>> begin DATA FOR THE TASK

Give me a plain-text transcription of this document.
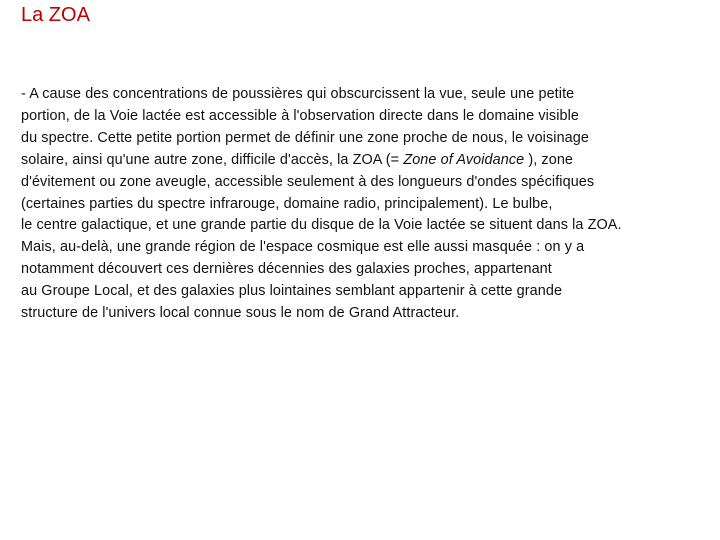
La ZOA
- A cause des concentrations de poussières qui obscurcissent la vue, seule une petite
portion, de la Voie lactée est accessible à l'observation directe dans le domaine visible
du spectre. Cette petite portion permet de définir une zone proche de nous, le voisinage
solaire, ainsi qu'une autre zone, difficile d'accès, la ZOA (= Zone of Avoidance ), zone
d'évitement ou zone aveugle, accessible seulement à des longueurs d'ondes spécifiques
(certaines parties du spectre infrarouge, domaine radio, principalement). Le bulbe,
le centre galactique, et une grande partie du disque de la Voie lactée se situent dans la ZOA.
Mais, au-delà, une grande région de l'espace cosmique est elle aussi masquée : on y a
notamment découvert ces dernières décennies des galaxies proches, appartenant
au Groupe Local, et des galaxies plus lointaines semblant appartenir à cette grande
structure de l'univers local connue sous le nom de Grand Attracteur.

>> end DATA FOR THE TASK

WHAT TO PRODUCE: Lines from the records above that hold "portion" are the ones to list.

REPLY TO THE EXERCISE:
portion, de la Voie lactée est accessible à l'observation directe dans le domaine visible
du spectre. Cette petite portion permet de définir une zone proche de nous, le voisinage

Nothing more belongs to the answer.